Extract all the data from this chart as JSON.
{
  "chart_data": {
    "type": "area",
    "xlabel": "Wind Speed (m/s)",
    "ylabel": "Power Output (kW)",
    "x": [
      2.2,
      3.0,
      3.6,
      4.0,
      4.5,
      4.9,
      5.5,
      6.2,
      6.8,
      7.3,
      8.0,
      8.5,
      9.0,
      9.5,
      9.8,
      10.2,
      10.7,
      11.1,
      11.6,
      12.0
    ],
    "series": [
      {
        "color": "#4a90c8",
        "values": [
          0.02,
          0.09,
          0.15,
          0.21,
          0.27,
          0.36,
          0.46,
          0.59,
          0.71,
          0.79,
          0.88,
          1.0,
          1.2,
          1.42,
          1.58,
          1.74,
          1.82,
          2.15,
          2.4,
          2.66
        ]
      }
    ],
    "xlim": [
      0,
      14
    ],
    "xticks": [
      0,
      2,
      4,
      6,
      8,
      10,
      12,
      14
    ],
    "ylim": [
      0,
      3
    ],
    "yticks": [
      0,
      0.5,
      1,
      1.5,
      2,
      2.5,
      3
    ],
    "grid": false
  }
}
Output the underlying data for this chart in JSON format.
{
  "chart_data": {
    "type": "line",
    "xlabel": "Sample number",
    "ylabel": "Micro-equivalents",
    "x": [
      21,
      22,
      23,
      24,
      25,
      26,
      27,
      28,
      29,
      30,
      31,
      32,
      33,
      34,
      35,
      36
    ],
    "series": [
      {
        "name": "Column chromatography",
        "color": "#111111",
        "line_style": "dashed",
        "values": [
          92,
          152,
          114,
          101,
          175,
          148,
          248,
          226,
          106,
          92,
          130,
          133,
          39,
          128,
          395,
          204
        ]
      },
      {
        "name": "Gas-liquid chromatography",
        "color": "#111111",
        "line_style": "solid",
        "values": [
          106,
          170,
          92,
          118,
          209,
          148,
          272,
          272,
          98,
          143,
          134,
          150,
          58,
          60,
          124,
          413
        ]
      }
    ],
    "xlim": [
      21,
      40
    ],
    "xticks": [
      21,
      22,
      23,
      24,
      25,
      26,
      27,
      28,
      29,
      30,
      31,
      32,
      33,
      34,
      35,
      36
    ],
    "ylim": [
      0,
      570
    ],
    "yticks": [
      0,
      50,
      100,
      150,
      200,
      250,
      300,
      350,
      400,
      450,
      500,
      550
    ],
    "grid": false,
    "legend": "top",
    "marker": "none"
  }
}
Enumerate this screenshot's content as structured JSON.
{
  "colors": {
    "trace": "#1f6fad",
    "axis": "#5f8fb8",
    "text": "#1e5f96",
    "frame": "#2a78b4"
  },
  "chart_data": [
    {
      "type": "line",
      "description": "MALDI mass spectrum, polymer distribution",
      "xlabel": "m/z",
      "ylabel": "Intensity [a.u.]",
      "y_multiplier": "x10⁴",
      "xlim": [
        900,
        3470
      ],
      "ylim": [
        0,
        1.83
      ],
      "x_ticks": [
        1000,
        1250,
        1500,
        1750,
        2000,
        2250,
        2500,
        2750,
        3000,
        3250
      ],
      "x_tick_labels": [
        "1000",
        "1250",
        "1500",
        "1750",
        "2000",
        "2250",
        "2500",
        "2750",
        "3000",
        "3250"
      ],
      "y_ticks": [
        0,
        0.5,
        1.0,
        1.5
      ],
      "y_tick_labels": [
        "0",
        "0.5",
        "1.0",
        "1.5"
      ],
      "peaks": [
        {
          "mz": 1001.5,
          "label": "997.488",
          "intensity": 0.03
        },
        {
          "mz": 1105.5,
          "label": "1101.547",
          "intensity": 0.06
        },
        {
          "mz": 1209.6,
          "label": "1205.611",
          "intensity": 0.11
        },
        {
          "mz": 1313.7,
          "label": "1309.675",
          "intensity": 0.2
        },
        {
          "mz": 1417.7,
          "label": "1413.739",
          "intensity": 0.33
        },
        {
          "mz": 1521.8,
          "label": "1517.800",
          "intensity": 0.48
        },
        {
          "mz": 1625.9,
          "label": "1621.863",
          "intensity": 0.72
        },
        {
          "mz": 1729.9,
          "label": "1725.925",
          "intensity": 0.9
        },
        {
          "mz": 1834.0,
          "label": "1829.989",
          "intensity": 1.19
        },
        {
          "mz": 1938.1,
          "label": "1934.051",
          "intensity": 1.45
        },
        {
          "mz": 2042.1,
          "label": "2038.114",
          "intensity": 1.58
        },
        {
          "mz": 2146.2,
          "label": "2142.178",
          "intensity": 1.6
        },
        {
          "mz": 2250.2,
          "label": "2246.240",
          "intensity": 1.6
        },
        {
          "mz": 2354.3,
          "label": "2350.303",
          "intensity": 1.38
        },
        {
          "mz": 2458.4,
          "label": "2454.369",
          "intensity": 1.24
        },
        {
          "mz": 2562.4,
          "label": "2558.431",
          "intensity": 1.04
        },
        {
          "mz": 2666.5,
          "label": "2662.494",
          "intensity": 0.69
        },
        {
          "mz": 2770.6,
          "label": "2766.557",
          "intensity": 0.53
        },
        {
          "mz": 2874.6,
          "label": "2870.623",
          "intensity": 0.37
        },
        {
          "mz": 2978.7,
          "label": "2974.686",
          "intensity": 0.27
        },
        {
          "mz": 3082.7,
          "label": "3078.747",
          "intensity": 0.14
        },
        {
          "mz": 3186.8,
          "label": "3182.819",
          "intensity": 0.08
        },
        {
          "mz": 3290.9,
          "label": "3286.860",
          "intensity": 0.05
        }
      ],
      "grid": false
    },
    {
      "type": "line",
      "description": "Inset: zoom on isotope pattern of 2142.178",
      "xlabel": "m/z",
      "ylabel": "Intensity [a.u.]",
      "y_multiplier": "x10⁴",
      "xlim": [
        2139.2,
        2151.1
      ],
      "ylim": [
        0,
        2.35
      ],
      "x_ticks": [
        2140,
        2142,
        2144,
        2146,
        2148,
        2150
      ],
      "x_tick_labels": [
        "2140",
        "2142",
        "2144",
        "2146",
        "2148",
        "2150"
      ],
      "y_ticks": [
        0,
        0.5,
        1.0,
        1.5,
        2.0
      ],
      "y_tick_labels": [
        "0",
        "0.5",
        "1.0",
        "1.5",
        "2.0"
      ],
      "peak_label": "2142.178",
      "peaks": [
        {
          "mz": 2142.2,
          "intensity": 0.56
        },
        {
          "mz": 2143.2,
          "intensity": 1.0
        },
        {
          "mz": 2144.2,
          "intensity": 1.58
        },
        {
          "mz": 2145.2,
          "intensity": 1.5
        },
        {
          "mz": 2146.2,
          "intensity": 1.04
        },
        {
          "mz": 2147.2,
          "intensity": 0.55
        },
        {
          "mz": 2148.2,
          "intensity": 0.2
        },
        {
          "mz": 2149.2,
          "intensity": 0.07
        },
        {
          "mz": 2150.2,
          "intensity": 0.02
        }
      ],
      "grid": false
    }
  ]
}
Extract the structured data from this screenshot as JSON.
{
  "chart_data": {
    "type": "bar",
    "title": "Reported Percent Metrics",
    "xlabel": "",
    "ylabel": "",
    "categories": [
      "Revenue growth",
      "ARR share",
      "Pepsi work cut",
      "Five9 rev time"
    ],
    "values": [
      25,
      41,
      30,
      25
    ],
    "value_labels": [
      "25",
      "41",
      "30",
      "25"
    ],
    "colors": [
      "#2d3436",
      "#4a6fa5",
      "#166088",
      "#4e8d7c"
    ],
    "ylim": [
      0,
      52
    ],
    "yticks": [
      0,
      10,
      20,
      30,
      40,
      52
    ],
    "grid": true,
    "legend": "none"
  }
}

++++++++++++++++++++

Task goal
Every entry must be output again, exactly as written above.

Solution
Extract all the data from this chart as JSON.
{
  "chart_data": {
    "type": "area",
    "xlabel": "Wind Speed (m/s)",
    "ylabel": "Power Output (kW)",
    "x": [
      2.2,
      3.0,
      3.6,
      4.0,
      4.5,
      4.9,
      5.5,
      6.2,
      6.8,
      7.3,
      8.0,
      8.5,
      9.0,
      9.5,
      9.8,
      10.2,
      10.7,
      11.1,
      11.6,
      12.0
    ],
    "series": [
      {
        "color": "#4a90c8",
        "values": [
          0.02,
          0.09,
          0.15,
          0.21,
          0.27,
          0.36,
          0.46,
          0.59,
          0.71,
          0.79,
          0.88,
          1.0,
          1.2,
          1.42,
          1.58,
          1.74,
          1.82,
          2.15,
          2.4,
          2.66
        ]
      }
    ],
    "xlim": [
      0,
      14
    ],
    "xticks": [
      0,
      2,
      4,
      6,
      8,
      10,
      12,
      14
    ],
    "ylim": [
      0,
      3
    ],
    "yticks": [
      0,
      0.5,
      1,
      1.5,
      2,
      2.5,
      3
    ],
    "grid": false
  }
}
Output the underlying data for this chart in JSON format.
{
  "chart_data": {
    "type": "line",
    "xlabel": "Sample number",
    "ylabel": "Micro-equivalents",
    "x": [
      21,
      22,
      23,
      24,
      25,
      26,
      27,
      28,
      29,
      30,
      31,
      32,
      33,
      34,
      35,
      36
    ],
    "series": [
      {
        "name": "Column chromatography",
        "color": "#111111",
        "line_style": "dashed",
        "values": [
          92,
          152,
          114,
          101,
          175,
          148,
          248,
          226,
          106,
          92,
          130,
          133,
          39,
          128,
          395,
          204
        ]
      },
      {
        "name": "Gas-liquid chromatography",
        "color": "#111111",
        "line_style": "solid",
        "values": [
          106,
          170,
          92,
          118,
          209,
          148,
          272,
          272,
          98,
          143,
          134,
          150,
          58,
          60,
          124,
          413
        ]
      }
    ],
    "xlim": [
      21,
      40
    ],
    "xticks": [
      21,
      22,
      23,
      24,
      25,
      26,
      27,
      28,
      29,
      30,
      31,
      32,
      33,
      34,
      35,
      36
    ],
    "ylim": [
      0,
      570
    ],
    "yticks": [
      0,
      50,
      100,
      150,
      200,
      250,
      300,
      350,
      400,
      450,
      500,
      550
    ],
    "grid": false,
    "legend": "top",
    "marker": "none"
  }
}
Enumerate this screenshot's content as structured JSON.
{
  "colors": {
    "trace": "#1f6fad",
    "axis": "#5f8fb8",
    "text": "#1e5f96",
    "frame": "#2a78b4"
  },
  "chart_data": [
    {
      "type": "line",
      "description": "MALDI mass spectrum, polymer distribution",
      "xlabel": "m/z",
      "ylabel": "Intensity [a.u.]",
      "y_multiplier": "x10⁴",
      "xlim": [
        900,
        3470
      ],
      "ylim": [
        0,
        1.83
      ],
      "x_ticks": [
        1000,
        1250,
        1500,
        1750,
        2000,
        2250,
        2500,
        2750,
        3000,
        3250
      ],
      "x_tick_labels": [
        "1000",
        "1250",
        "1500",
        "1750",
        "2000",
        "2250",
        "2500",
        "2750",
        "3000",
        "3250"
      ],
      "y_ticks": [
        0,
        0.5,
        1.0,
        1.5
      ],
      "y_tick_labels": [
        "0",
        "0.5",
        "1.0",
        "1.5"
      ],
      "peaks": [
        {
          "mz": 1001.5,
          "label": "997.488",
          "intensity": 0.03
        },
        {
          "mz": 1105.5,
          "label": "1101.547",
          "intensity": 0.06
        },
        {
          "mz": 1209.6,
          "label": "1205.611",
          "intensity": 0.11
        },
        {
          "mz": 1313.7,
          "label": "1309.675",
          "intensity": 0.2
        },
        {
          "mz": 1417.7,
          "label": "1413.739",
          "intensity": 0.33
        },
        {
          "mz": 1521.8,
          "label": "1517.800",
          "intensity": 0.48
        },
        {
          "mz": 1625.9,
          "label": "1621.863",
          "intensity": 0.72
        },
        {
          "mz": 1729.9,
          "label": "1725.925",
          "intensity": 0.9
        },
        {
          "mz": 1834.0,
          "label": "1829.989",
          "intensity": 1.19
        },
        {
          "mz": 1938.1,
          "label": "1934.051",
          "intensity": 1.45
        },
        {
          "mz": 2042.1,
          "label": "2038.114",
          "intensity": 1.58
        },
        {
          "mz": 2146.2,
          "label": "2142.178",
          "intensity": 1.6
        },
        {
          "mz": 2250.2,
          "label": "2246.240",
          "intensity": 1.6
        },
        {
          "mz": 2354.3,
          "label": "2350.303",
          "intensity": 1.38
        },
        {
          "mz": 2458.4,
          "label": "2454.369",
          "intensity": 1.24
        },
        {
          "mz": 2562.4,
          "label": "2558.431",
          "intensity": 1.04
        },
        {
          "mz": 2666.5,
          "label": "2662.494",
          "intensity": 0.69
        },
        {
          "mz": 2770.6,
          "label": "2766.557",
          "intensity": 0.53
        },
        {
          "mz": 2874.6,
          "label": "2870.623",
          "intensity": 0.37
        },
        {
          "mz": 2978.7,
          "label": "2974.686",
          "intensity": 0.27
        },
        {
          "mz": 3082.7,
          "label": "3078.747",
          "intensity": 0.14
        },
        {
          "mz": 3186.8,
          "label": "3182.819",
          "intensity": 0.08
        },
        {
          "mz": 3290.9,
          "label": "3286.860",
          "intensity": 0.05
        }
      ],
      "grid": false
    },
    {
      "type": "line",
      "description": "Inset: zoom on isotope pattern of 2142.178",
      "xlabel": "m/z",
      "ylabel": "Intensity [a.u.]",
      "y_multiplier": "x10⁴",
      "xlim": [
        2139.2,
        2151.1
      ],
      "ylim": [
        0,
        2.35
      ],
      "x_ticks": [
        2140,
        2142,
        2144,
        2146,
        2148,
        2150
      ],
      "x_tick_labels": [
        "2140",
        "2142",
        "2144",
        "2146",
        "2148",
        "2150"
      ],
      "y_ticks": [
        0,
        0.5,
        1.0,
        1.5,
        2.0
      ],
      "y_tick_labels": [
        "0",
        "0.5",
        "1.0",
        "1.5",
        "2.0"
      ],
      "peak_label": "2142.178",
      "peaks": [
        {
          "mz": 2142.2,
          "intensity": 0.56
        },
        {
          "mz": 2143.2,
          "intensity": 1.0
        },
        {
          "mz": 2144.2,
          "intensity": 1.58
        },
        {
          "mz": 2145.2,
          "intensity": 1.5
        },
        {
          "mz": 2146.2,
          "intensity": 1.04
        },
        {
          "mz": 2147.2,
          "intensity": 0.55
        },
        {
          "mz": 2148.2,
          "intensity": 0.2
        },
        {
          "mz": 2149.2,
          "intensity": 0.07
        },
        {
          "mz": 2150.2,
          "intensity": 0.02
        }
      ],
      "grid": false
    }
  ]
}
Extract the structured data from this screenshot as JSON.
{
  "chart_data": {
    "type": "bar",
    "title": "Reported Percent Metrics",
    "xlabel": "",
    "ylabel": "",
    "categories": [
      "Revenue growth",
      "ARR share",
      "Pepsi work cut",
      "Five9 rev time"
    ],
    "values": [
      25,
      41,
      30,
      25
    ],
    "value_labels": [
      "25",
      "41",
      "30",
      "25"
    ],
    "colors": [
      "#2d3436",
      "#4a6fa5",
      "#166088",
      "#4e8d7c"
    ],
    "ylim": [
      0,
      52
    ],
    "yticks": [
      0,
      10,
      20,
      30,
      40,
      52
    ],
    "grid": true,
    "legend": "none"
  }
}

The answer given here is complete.